Dataset:
..............................

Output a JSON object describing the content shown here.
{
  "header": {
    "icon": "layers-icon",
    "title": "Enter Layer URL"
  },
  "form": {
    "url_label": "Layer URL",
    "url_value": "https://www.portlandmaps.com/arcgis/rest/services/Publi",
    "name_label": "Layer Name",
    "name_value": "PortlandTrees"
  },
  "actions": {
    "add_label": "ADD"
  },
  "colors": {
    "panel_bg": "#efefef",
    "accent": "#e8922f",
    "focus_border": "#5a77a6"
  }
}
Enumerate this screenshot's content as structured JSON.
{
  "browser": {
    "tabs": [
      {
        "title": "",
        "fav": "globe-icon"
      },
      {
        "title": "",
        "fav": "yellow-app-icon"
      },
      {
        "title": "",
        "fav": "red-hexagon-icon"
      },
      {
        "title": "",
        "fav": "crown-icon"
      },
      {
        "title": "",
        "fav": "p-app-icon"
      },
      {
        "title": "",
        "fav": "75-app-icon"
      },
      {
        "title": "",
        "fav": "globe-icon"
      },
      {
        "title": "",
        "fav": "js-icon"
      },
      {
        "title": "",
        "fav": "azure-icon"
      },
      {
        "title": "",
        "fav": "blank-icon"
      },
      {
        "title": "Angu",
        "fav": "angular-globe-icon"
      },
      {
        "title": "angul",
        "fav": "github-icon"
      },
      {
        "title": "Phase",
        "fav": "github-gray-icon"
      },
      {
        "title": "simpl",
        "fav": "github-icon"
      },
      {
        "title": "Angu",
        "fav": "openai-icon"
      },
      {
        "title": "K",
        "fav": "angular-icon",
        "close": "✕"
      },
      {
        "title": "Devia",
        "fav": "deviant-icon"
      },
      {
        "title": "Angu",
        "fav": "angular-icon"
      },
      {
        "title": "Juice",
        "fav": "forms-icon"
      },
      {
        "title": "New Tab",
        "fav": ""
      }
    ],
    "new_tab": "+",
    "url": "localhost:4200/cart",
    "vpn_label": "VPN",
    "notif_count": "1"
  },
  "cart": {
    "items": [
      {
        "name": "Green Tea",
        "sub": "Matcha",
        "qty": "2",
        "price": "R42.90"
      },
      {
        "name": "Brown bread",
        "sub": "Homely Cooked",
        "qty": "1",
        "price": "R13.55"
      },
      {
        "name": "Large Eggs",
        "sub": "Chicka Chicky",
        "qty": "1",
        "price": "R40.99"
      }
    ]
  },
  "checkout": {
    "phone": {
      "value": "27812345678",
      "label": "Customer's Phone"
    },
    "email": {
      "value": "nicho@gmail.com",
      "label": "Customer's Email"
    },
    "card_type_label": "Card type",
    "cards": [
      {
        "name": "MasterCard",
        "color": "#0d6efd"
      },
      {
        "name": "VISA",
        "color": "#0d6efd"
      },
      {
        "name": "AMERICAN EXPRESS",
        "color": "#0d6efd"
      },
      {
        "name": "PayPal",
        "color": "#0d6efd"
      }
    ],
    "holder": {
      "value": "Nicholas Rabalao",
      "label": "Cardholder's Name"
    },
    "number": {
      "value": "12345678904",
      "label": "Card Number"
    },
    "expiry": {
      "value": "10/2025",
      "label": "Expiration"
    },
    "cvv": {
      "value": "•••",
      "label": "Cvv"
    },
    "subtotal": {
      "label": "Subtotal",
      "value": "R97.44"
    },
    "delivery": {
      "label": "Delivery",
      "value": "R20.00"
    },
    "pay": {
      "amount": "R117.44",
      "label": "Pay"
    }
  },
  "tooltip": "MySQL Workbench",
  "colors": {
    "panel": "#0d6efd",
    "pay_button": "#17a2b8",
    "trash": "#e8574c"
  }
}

..............................

What is needed:
Copy out each line exactly.

Task solution:
Output a JSON object describing the content shown here.
{
  "header": {
    "icon": "layers-icon",
    "title": "Enter Layer URL"
  },
  "form": {
    "url_label": "Layer URL",
    "url_value": "https://www.portlandmaps.com/arcgis/rest/services/Publi",
    "name_label": "Layer Name",
    "name_value": "PortlandTrees"
  },
  "actions": {
    "add_label": "ADD"
  },
  "colors": {
    "panel_bg": "#efefef",
    "accent": "#e8922f",
    "focus_border": "#5a77a6"
  }
}
Enumerate this screenshot's content as structured JSON.
{
  "browser": {
    "tabs": [
      {
        "title": "",
        "fav": "globe-icon"
      },
      {
        "title": "",
        "fav": "yellow-app-icon"
      },
      {
        "title": "",
        "fav": "red-hexagon-icon"
      },
      {
        "title": "",
        "fav": "crown-icon"
      },
      {
        "title": "",
        "fav": "p-app-icon"
      },
      {
        "title": "",
        "fav": "75-app-icon"
      },
      {
        "title": "",
        "fav": "globe-icon"
      },
      {
        "title": "",
        "fav": "js-icon"
      },
      {
        "title": "",
        "fav": "azure-icon"
      },
      {
        "title": "",
        "fav": "blank-icon"
      },
      {
        "title": "Angu",
        "fav": "angular-globe-icon"
      },
      {
        "title": "angul",
        "fav": "github-icon"
      },
      {
        "title": "Phase",
        "fav": "github-gray-icon"
      },
      {
        "title": "simpl",
        "fav": "github-icon"
      },
      {
        "title": "Angu",
        "fav": "openai-icon"
      },
      {
        "title": "K",
        "fav": "angular-icon",
        "close": "✕"
      },
      {
        "title": "Devia",
        "fav": "deviant-icon"
      },
      {
        "title": "Angu",
        "fav": "angular-icon"
      },
      {
        "title": "Juice",
        "fav": "forms-icon"
      },
      {
        "title": "New Tab",
        "fav": ""
      }
    ],
    "new_tab": "+",
    "url": "localhost:4200/cart",
    "vpn_label": "VPN",
    "notif_count": "1"
  },
  "cart": {
    "items": [
      {
        "name": "Green Tea",
        "sub": "Matcha",
        "qty": "2",
        "price": "R42.90"
      },
      {
        "name": "Brown bread",
        "sub": "Homely Cooked",
        "qty": "1",
        "price": "R13.55"
      },
      {
        "name": "Large Eggs",
        "sub": "Chicka Chicky",
        "qty": "1",
        "price": "R40.99"
      }
    ]
  },
  "checkout": {
    "phone": {
      "value": "27812345678",
      "label": "Customer's Phone"
    },
    "email": {
      "value": "nicho@gmail.com",
      "label": "Customer's Email"
    },
    "card_type_label": "Card type",
    "cards": [
      {
        "name": "MasterCard",
        "color": "#0d6efd"
      },
      {
        "name": "VISA",
        "color": "#0d6efd"
      },
      {
        "name": "AMERICAN EXPRESS",
        "color": "#0d6efd"
      },
      {
        "name": "PayPal",
        "color": "#0d6efd"
      }
    ],
    "holder": {
      "value": "Nicholas Rabalao",
      "label": "Cardholder's Name"
    },
    "number": {
      "value": "12345678904",
      "label": "Card Number"
    },
    "expiry": {
      "value": "10/2025",
      "label": "Expiration"
    },
    "cvv": {
      "value": "•••",
      "label": "Cvv"
    },
    "subtotal": {
      "label": "Subtotal",
      "value": "R97.44"
    },
    "delivery": {
      "label": "Delivery",
      "value": "R20.00"
    },
    "pay": {
      "amount": "R117.44",
      "label": "Pay"
    }
  },
  "tooltip": "MySQL Workbench",
  "colors": {
    "panel": "#0d6efd",
    "pay_button": "#17a2b8",
    "trash": "#e8574c"
  }
}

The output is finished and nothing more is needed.